▶
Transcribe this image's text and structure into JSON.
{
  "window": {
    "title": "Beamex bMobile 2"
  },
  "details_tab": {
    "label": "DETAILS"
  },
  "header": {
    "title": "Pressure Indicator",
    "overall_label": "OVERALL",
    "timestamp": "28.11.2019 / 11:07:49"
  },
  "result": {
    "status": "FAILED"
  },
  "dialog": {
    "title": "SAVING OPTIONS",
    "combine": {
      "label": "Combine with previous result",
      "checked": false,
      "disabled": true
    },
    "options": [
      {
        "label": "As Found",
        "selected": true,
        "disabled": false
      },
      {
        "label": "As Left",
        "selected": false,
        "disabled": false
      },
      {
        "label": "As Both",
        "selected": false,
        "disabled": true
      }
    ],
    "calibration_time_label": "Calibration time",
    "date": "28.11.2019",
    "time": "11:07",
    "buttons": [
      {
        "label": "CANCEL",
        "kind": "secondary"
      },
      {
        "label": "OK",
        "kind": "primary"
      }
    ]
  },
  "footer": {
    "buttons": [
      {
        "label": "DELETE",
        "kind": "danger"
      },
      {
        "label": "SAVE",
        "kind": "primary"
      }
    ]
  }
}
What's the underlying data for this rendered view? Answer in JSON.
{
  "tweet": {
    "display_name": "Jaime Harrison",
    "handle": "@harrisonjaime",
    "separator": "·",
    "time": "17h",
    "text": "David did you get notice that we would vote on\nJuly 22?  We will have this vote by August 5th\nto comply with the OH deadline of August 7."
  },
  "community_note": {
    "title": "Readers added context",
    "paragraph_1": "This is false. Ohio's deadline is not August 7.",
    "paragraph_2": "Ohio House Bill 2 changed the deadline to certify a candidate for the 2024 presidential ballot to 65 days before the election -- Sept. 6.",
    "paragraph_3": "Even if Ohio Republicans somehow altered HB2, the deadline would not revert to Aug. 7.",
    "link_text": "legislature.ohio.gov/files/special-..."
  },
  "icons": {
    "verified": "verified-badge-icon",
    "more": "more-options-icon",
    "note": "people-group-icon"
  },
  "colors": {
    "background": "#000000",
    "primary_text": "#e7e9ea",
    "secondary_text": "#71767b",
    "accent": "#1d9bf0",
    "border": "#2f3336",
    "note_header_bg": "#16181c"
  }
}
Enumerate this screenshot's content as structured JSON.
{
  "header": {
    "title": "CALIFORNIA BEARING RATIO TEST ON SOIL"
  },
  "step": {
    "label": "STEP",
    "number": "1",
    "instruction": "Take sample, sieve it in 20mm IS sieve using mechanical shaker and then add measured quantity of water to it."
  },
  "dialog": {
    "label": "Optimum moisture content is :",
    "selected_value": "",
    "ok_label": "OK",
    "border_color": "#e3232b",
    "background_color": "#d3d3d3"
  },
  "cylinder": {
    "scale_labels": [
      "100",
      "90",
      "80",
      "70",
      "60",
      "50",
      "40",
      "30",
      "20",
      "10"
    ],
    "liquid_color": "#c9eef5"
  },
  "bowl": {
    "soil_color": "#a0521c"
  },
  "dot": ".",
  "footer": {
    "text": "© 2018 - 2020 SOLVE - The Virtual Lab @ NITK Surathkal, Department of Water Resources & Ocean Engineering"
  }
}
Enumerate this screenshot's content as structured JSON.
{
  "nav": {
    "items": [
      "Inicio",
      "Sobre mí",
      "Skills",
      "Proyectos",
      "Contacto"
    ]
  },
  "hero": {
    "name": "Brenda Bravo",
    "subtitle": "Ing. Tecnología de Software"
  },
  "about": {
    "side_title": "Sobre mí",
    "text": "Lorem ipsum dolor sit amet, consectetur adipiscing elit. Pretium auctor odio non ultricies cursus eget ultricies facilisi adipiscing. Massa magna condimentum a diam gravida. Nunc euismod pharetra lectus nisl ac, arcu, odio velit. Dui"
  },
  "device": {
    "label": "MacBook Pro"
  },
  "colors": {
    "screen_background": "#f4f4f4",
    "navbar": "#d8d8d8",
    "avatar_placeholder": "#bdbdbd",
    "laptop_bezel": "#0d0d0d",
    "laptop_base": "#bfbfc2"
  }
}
◀
# [THE REQUEST]
Print every entry exactly as it appears.

# [RESULT BELOW]
Transcribe this image's text and structure into JSON.
{
  "window": {
    "title": "Beamex bMobile 2"
  },
  "details_tab": {
    "label": "DETAILS"
  },
  "header": {
    "title": "Pressure Indicator",
    "overall_label": "OVERALL",
    "timestamp": "28.11.2019 / 11:07:49"
  },
  "result": {
    "status": "FAILED"
  },
  "dialog": {
    "title": "SAVING OPTIONS",
    "combine": {
      "label": "Combine with previous result",
      "checked": false,
      "disabled": true
    },
    "options": [
      {
        "label": "As Found",
        "selected": true,
        "disabled": false
      },
      {
        "label": "As Left",
        "selected": false,
        "disabled": false
      },
      {
        "label": "As Both",
        "selected": false,
        "disabled": true
      }
    ],
    "calibration_time_label": "Calibration time",
    "date": "28.11.2019",
    "time": "11:07",
    "buttons": [
      {
        "label": "CANCEL",
        "kind": "secondary"
      },
      {
        "label": "OK",
        "kind": "primary"
      }
    ]
  },
  "footer": {
    "buttons": [
      {
        "label": "DELETE",
        "kind": "danger"
      },
      {
        "label": "SAVE",
        "kind": "primary"
      }
    ]
  }
}
What's the underlying data for this rendered view? Answer in JSON.
{
  "tweet": {
    "display_name": "Jaime Harrison",
    "handle": "@harrisonjaime",
    "separator": "·",
    "time": "17h",
    "text": "David did you get notice that we would vote on\nJuly 22?  We will have this vote by August 5th\nto comply with the OH deadline of August 7."
  },
  "community_note": {
    "title": "Readers added context",
    "paragraph_1": "This is false. Ohio's deadline is not August 7.",
    "paragraph_2": "Ohio House Bill 2 changed the deadline to certify a candidate for the 2024 presidential ballot to 65 days before the election -- Sept. 6.",
    "paragraph_3": "Even if Ohio Republicans somehow altered HB2, the deadline would not revert to Aug. 7.",
    "link_text": "legislature.ohio.gov/files/special-..."
  },
  "icons": {
    "verified": "verified-badge-icon",
    "more": "more-options-icon",
    "note": "people-group-icon"
  },
  "colors": {
    "background": "#000000",
    "primary_text": "#e7e9ea",
    "secondary_text": "#71767b",
    "accent": "#1d9bf0",
    "border": "#2f3336",
    "note_header_bg": "#16181c"
  }
}
Enumerate this screenshot's content as structured JSON.
{
  "header": {
    "title": "CALIFORNIA BEARING RATIO TEST ON SOIL"
  },
  "step": {
    "label": "STEP",
    "number": "1",
    "instruction": "Take sample, sieve it in 20mm IS sieve using mechanical shaker and then add measured quantity of water to it."
  },
  "dialog": {
    "label": "Optimum moisture content is :",
    "selected_value": "",
    "ok_label": "OK",
    "border_color": "#e3232b",
    "background_color": "#d3d3d3"
  },
  "cylinder": {
    "scale_labels": [
      "100",
      "90",
      "80",
      "70",
      "60",
      "50",
      "40",
      "30",
      "20",
      "10"
    ],
    "liquid_color": "#c9eef5"
  },
  "bowl": {
    "soil_color": "#a0521c"
  },
  "dot": ".",
  "footer": {
    "text": "© 2018 - 2020 SOLVE - The Virtual Lab @ NITK Surathkal, Department of Water Resources & Ocean Engineering"
  }
}
Enumerate this screenshot's content as structured JSON.
{
  "nav": {
    "items": [
      "Inicio",
      "Sobre mí",
      "Skills",
      "Proyectos",
      "Contacto"
    ]
  },
  "hero": {
    "name": "Brenda Bravo",
    "subtitle": "Ing. Tecnología de Software"
  },
  "about": {
    "side_title": "Sobre mí",
    "text": "Lorem ipsum dolor sit amet, consectetur adipiscing elit. Pretium auctor odio non ultricies cursus eget ultricies facilisi adipiscing. Massa magna condimentum a diam gravida. Nunc euismod pharetra lectus nisl ac, arcu, odio velit. Dui"
  },
  "device": {
    "label": "MacBook Pro"
  },
  "colors": {
    "screen_background": "#f4f4f4",
    "navbar": "#d8d8d8",
    "avatar_placeholder": "#bdbdbd",
    "laptop_bezel": "#0d0d0d",
    "laptop_base": "#bfbfc2"
  }
}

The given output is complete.